[Excerpt]:
* begin *

# Wader Jacket?



## JUSTO & BELLA (Apr 16, 2008)

WHAT WOULD BE A GOOD WADING JACKET FOR ABOUT $100  CABELAS , NORTHERN FLIGHT JACKET SEEMS TO BE GOOD AS WELL AS BASS PRO SHOPS, REDHEAD WADING JACKET. WHATS YALL OPINION?:huh


VOTING BALLOTS SHOULD HAVE A "NONE OF THE ABOVE" OPTION


----------



## Jrocket (May 31, 2008)

DRAKE or McCALISTERS check out both online at Macks Prarie Wings


----------



## 01Foreman400 (May 31, 2008)

Drake.


----------



## Nitro (May 31, 2008)

Drake and McAlister are both good brands. 

For $100.00 your choices are limited.

I own some McAlister waxed canvas gear that is over 20 years old and is still in good condition...

The only Waterfowling gear I own that has been 100% waterproof is from Browning and Cabela's if that helps.


----------



## QUACKHEAD (May 31, 2008)

X2 for Drake


----------



## Timberchicken (May 31, 2008)

* end *

[Source excerpt]:
* begin *

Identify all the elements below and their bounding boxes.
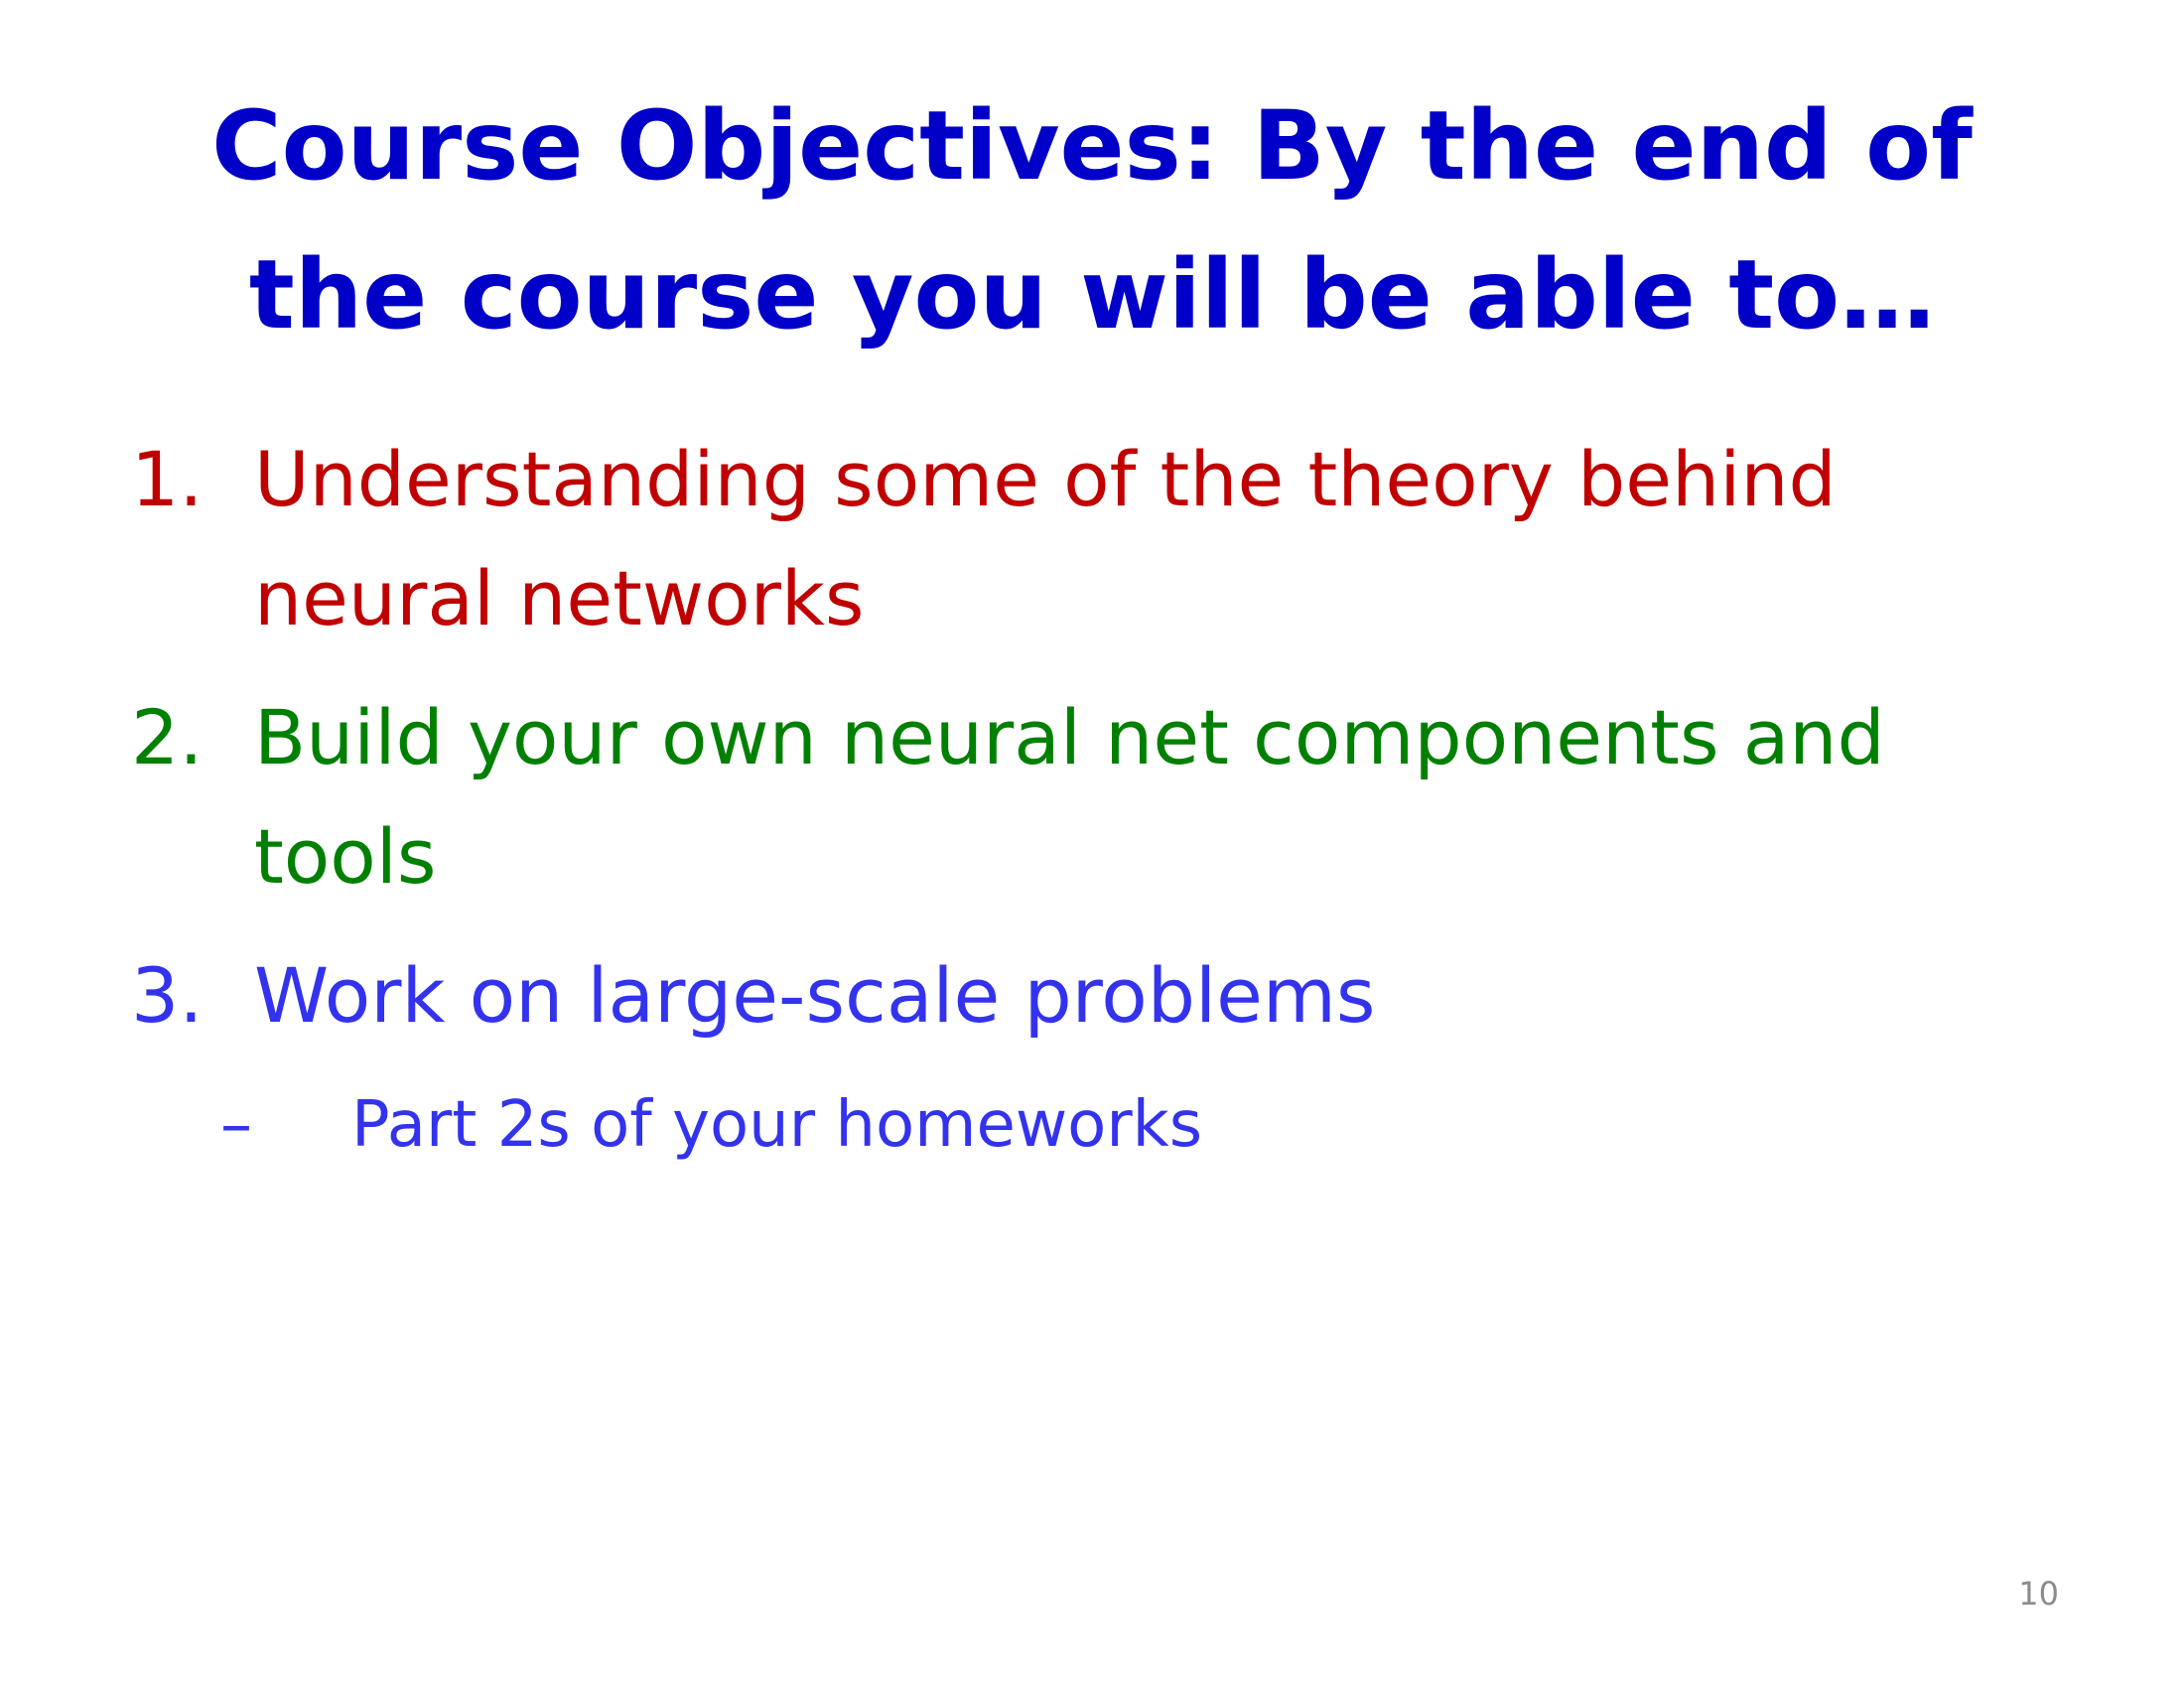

* end *

[Required task]:
In the wader jacket thread, how old is the McAlister waxed canvas gear that Nitro owns? The listing has no connection to the wader jacket thread.

[Task response]:
Over 20 years old.